[Some records]
────
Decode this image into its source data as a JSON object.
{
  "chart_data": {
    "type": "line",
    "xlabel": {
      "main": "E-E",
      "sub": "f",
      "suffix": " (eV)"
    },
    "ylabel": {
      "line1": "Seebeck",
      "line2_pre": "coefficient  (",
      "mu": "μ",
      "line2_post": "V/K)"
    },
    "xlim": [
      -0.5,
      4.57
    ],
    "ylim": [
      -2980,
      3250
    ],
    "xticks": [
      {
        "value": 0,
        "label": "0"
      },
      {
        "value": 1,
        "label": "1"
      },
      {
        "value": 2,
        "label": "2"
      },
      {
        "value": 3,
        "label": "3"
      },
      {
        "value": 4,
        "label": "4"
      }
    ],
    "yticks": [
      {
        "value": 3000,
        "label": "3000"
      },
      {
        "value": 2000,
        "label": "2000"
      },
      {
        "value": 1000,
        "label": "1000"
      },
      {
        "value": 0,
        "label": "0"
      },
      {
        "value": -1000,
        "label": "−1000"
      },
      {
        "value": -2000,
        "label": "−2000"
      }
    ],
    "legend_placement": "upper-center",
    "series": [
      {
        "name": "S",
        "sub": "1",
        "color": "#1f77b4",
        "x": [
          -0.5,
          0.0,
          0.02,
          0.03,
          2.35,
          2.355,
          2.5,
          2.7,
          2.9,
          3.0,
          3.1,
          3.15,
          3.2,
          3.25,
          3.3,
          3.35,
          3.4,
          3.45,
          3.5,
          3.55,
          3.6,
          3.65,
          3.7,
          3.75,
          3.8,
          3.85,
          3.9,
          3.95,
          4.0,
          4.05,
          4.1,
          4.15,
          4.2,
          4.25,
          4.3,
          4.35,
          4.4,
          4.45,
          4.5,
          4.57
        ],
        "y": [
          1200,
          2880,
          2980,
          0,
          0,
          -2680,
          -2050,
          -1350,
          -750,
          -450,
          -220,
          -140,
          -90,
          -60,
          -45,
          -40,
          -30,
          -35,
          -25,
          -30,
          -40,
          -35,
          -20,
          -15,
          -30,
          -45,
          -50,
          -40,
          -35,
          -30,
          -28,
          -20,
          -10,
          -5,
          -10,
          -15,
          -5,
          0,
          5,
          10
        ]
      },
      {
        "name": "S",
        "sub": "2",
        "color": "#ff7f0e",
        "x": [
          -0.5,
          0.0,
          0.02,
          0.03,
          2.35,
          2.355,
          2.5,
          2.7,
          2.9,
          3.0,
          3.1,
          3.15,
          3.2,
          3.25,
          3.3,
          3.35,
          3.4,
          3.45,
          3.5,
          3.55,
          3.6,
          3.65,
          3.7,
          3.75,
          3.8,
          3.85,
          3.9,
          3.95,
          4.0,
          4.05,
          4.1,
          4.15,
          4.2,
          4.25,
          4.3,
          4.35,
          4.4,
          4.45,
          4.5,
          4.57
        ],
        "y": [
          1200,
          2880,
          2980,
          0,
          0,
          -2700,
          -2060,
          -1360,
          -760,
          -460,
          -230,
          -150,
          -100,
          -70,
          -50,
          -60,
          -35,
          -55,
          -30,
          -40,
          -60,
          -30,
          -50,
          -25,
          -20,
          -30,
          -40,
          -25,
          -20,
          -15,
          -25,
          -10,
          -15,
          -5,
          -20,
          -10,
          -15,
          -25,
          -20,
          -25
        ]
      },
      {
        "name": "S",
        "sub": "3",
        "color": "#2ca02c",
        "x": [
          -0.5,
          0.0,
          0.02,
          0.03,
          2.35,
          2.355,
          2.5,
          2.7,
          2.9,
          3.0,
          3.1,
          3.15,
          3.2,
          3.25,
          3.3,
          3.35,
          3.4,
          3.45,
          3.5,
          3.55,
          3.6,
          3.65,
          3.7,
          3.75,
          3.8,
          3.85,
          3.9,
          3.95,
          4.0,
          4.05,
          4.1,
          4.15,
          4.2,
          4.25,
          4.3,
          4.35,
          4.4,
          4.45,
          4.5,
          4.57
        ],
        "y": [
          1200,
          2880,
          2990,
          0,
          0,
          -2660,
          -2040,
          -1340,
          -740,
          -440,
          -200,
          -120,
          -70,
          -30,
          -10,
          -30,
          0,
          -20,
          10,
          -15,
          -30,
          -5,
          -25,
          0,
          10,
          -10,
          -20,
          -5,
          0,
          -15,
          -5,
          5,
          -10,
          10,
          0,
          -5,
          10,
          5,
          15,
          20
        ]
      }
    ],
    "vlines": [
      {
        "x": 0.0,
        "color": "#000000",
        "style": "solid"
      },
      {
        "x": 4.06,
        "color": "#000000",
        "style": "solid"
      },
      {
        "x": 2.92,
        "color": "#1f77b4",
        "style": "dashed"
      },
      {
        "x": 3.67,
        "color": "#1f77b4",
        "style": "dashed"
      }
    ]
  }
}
────
* **INSTRUCTION**:
Write out every entry verbatim.

* **WORKED ANSWER**:
Decode this image into its source data as a JSON object.
{
  "chart_data": {
    "type": "line",
    "xlabel": {
      "main": "E-E",
      "sub": "f",
      "suffix": " (eV)"
    },
    "ylabel": {
      "line1": "Seebeck",
      "line2_pre": "coefficient  (",
      "mu": "μ",
      "line2_post": "V/K)"
    },
    "xlim": [
      -0.5,
      4.57
    ],
    "ylim": [
      -2980,
      3250
    ],
    "xticks": [
      {
        "value": 0,
        "label": "0"
      },
      {
        "value": 1,
        "label": "1"
      },
      {
        "value": 2,
        "label": "2"
      },
      {
        "value": 3,
        "label": "3"
      },
      {
        "value": 4,
        "label": "4"
      }
    ],
    "yticks": [
      {
        "value": 3000,
        "label": "3000"
      },
      {
        "value": 2000,
        "label": "2000"
      },
      {
        "value": 1000,
        "label": "1000"
      },
      {
        "value": 0,
        "label": "0"
      },
      {
        "value": -1000,
        "label": "−1000"
      },
      {
        "value": -2000,
        "label": "−2000"
      }
    ],
    "legend_placement": "upper-center",
    "series": [
      {
        "name": "S",
        "sub": "1",
        "color": "#1f77b4",
        "x": [
          -0.5,
          0.0,
          0.02,
          0.03,
          2.35,
          2.355,
          2.5,
          2.7,
          2.9,
          3.0,
          3.1,
          3.15,
          3.2,
          3.25,
          3.3,
          3.35,
          3.4,
          3.45,
          3.5,
          3.55,
          3.6,
          3.65,
          3.7,
          3.75,
          3.8,
          3.85,
          3.9,
          3.95,
          4.0,
          4.05,
          4.1,
          4.15,
          4.2,
          4.25,
          4.3,
          4.35,
          4.4,
          4.45,
          4.5,
          4.57
        ],
        "y": [
          1200,
          2880,
          2980,
          0,
          0,
          -2680,
          -2050,
          -1350,
          -750,
          -450,
          -220,
          -140,
          -90,
          -60,
          -45,
          -40,
          -30,
          -35,
          -25,
          -30,
          -40,
          -35,
          -20,
          -15,
          -30,
          -45,
          -50,
          -40,
          -35,
          -30,
          -28,
          -20,
          -10,
          -5,
          -10,
          -15,
          -5,
          0,
          5,
          10
        ]
      },
      {
        "name": "S",
        "sub": "2",
        "color": "#ff7f0e",
        "x": [
          -0.5,
          0.0,
          0.02,
          0.03,
          2.35,
          2.355,
          2.5,
          2.7,
          2.9,
          3.0,
          3.1,
          3.15,
          3.2,
          3.25,
          3.3,
          3.35,
          3.4,
          3.45,
          3.5,
          3.55,
          3.6,
          3.65,
          3.7,
          3.75,
          3.8,
          3.85,
          3.9,
          3.95,
          4.0,
          4.05,
          4.1,
          4.15,
          4.2,
          4.25,
          4.3,
          4.35,
          4.4,
          4.45,
          4.5,
          4.57
        ],
        "y": [
          1200,
          2880,
          2980,
          0,
          0,
          -2700,
          -2060,
          -1360,
          -760,
          -460,
          -230,
          -150,
          -100,
          -70,
          -50,
          -60,
          -35,
          -55,
          -30,
          -40,
          -60,
          -30,
          -50,
          -25,
          -20,
          -30,
          -40,
          -25,
          -20,
          -15,
          -25,
          -10,
          -15,
          -5,
          -20,
          -10,
          -15,
          -25,
          -20,
          -25
        ]
      },
      {
        "name": "S",
        "sub": "3",
        "color": "#2ca02c",
        "x": [
          -0.5,
          0.0,
          0.02,
          0.03,
          2.35,
          2.355,
          2.5,
          2.7,
          2.9,
          3.0,
          3.1,
          3.15,
          3.2,
          3.25,
          3.3,
          3.35,
          3.4,
          3.45,
          3.5,
          3.55,
          3.6,
          3.65,
          3.7,
          3.75,
          3.8,
          3.85,
          3.9,
          3.95,
          4.0,
          4.05,
          4.1,
          4.15,
          4.2,
          4.25,
          4.3,
          4.35,
          4.4,
          4.45,
          4.5,
          4.57
        ],
        "y": [
          1200,
          2880,
          2990,
          0,
          0,
          -2660,
          -2040,
          -1340,
          -740,
          -440,
          -200,
          -120,
          -70,
          -30,
          -10,
          -30,
          0,
          -20,
          10,
          -15,
          -30,
          -5,
          -25,
          0,
          10,
          -10,
          -20,
          -5,
          0,
          -15,
          -5,
          5,
          -10,
          10,
          0,
          -5,
          10,
          5,
          15,
          20
        ]
      }
    ],
    "vlines": [
      {
        "x": 0.0,
        "color": "#000000",
        "style": "solid"
      },
      {
        "x": 4.06,
        "color": "#000000",
        "style": "solid"
      },
      {
        "x": 2.92,
        "color": "#1f77b4",
        "style": "dashed"
      },
      {
        "x": 3.67,
        "color": "#1f77b4",
        "style": "dashed"
      }
    ]
  }
}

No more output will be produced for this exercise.